» **PROBLEM**
Scan the data below and pick out the lines containing the word "color".

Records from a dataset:
= = = = = = =

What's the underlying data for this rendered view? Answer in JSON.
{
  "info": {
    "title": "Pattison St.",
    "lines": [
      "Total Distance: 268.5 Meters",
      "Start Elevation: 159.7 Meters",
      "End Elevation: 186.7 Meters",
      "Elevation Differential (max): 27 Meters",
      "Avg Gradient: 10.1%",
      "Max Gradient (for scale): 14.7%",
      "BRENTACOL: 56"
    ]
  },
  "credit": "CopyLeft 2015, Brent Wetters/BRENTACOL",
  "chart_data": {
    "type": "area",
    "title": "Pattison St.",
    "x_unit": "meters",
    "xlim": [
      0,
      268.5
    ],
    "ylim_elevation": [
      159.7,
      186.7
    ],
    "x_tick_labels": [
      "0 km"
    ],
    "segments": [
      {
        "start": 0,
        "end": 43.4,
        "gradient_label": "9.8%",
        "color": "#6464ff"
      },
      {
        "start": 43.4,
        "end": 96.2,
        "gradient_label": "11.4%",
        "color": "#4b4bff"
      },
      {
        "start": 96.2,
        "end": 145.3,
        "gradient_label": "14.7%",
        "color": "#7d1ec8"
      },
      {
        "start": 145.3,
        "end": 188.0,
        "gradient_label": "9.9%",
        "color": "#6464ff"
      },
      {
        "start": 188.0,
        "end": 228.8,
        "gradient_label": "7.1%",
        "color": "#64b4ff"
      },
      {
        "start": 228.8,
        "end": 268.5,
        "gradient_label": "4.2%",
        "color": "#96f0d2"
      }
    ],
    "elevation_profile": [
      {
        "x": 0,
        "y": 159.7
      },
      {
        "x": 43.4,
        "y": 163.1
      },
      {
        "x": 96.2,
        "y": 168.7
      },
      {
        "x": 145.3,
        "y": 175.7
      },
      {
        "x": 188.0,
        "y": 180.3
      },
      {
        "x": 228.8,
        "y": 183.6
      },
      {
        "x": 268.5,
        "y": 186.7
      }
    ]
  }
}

= = = = = = =

» **WORKED SOLUTION**
        "color": "#6464ff"
        "color": "#4b4bff"
        "color": "#7d1ec8"
        "color": "#6464ff"
        "color": "#64b4ff"
        "color": "#96f0d2"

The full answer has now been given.